PROMPT: Copy nothing but the text: repeat each entry exactly and drop the images.

Entries from a dataset:
######
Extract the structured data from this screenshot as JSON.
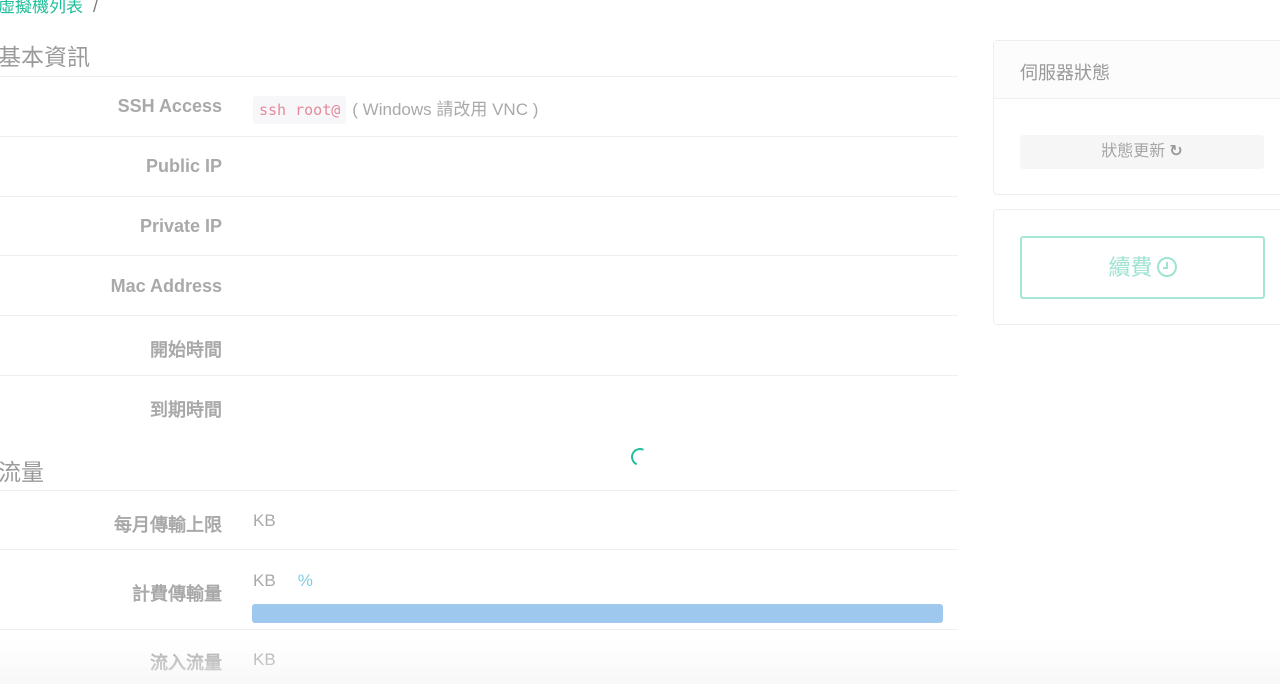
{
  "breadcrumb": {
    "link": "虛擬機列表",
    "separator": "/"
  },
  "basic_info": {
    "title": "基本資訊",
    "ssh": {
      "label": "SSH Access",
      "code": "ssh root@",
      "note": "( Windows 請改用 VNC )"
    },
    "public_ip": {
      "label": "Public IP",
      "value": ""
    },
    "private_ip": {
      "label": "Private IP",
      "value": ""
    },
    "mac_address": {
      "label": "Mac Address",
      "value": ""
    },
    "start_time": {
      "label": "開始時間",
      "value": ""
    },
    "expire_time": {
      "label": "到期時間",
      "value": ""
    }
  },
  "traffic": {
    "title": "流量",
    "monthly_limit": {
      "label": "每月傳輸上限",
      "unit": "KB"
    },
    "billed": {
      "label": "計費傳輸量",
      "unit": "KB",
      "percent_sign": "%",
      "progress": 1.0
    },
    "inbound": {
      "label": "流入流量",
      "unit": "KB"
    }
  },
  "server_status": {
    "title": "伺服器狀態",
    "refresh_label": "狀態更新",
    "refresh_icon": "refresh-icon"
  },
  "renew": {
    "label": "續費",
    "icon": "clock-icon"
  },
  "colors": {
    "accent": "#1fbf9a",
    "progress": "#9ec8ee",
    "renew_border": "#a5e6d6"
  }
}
######
WRITTEN RESPONSE:
Extract the structured data from this screenshot as JSON.
{
  "breadcrumb": {
    "link": "虛擬機列表",
    "separator": "/"
  },
  "basic_info": {
    "title": "基本資訊",
    "ssh": {
      "label": "SSH Access",
      "code": "ssh root@",
      "note": "( Windows 請改用 VNC )"
    },
    "public_ip": {
      "label": "Public IP",
      "value": ""
    },
    "private_ip": {
      "label": "Private IP",
      "value": ""
    },
    "mac_address": {
      "label": "Mac Address",
      "value": ""
    },
    "start_time": {
      "label": "開始時間",
      "value": ""
    },
    "expire_time": {
      "label": "到期時間",
      "value": ""
    }
  },
  "traffic": {
    "title": "流量",
    "monthly_limit": {
      "label": "每月傳輸上限",
      "unit": "KB"
    },
    "billed": {
      "label": "計費傳輸量",
      "unit": "KB",
      "percent_sign": "%",
      "progress": 1.0
    },
    "inbound": {
      "label": "流入流量",
      "unit": "KB"
    }
  },
  "server_status": {
    "title": "伺服器狀態",
    "refresh_label": "狀態更新",
    "refresh_icon": "refresh-icon"
  },
  "renew": {
    "label": "續費",
    "icon": "clock-icon"
  },
  "colors": {
    "accent": "#1fbf9a",
    "progress": "#9ec8ee",
    "renew_border": "#a5e6d6"
  }
}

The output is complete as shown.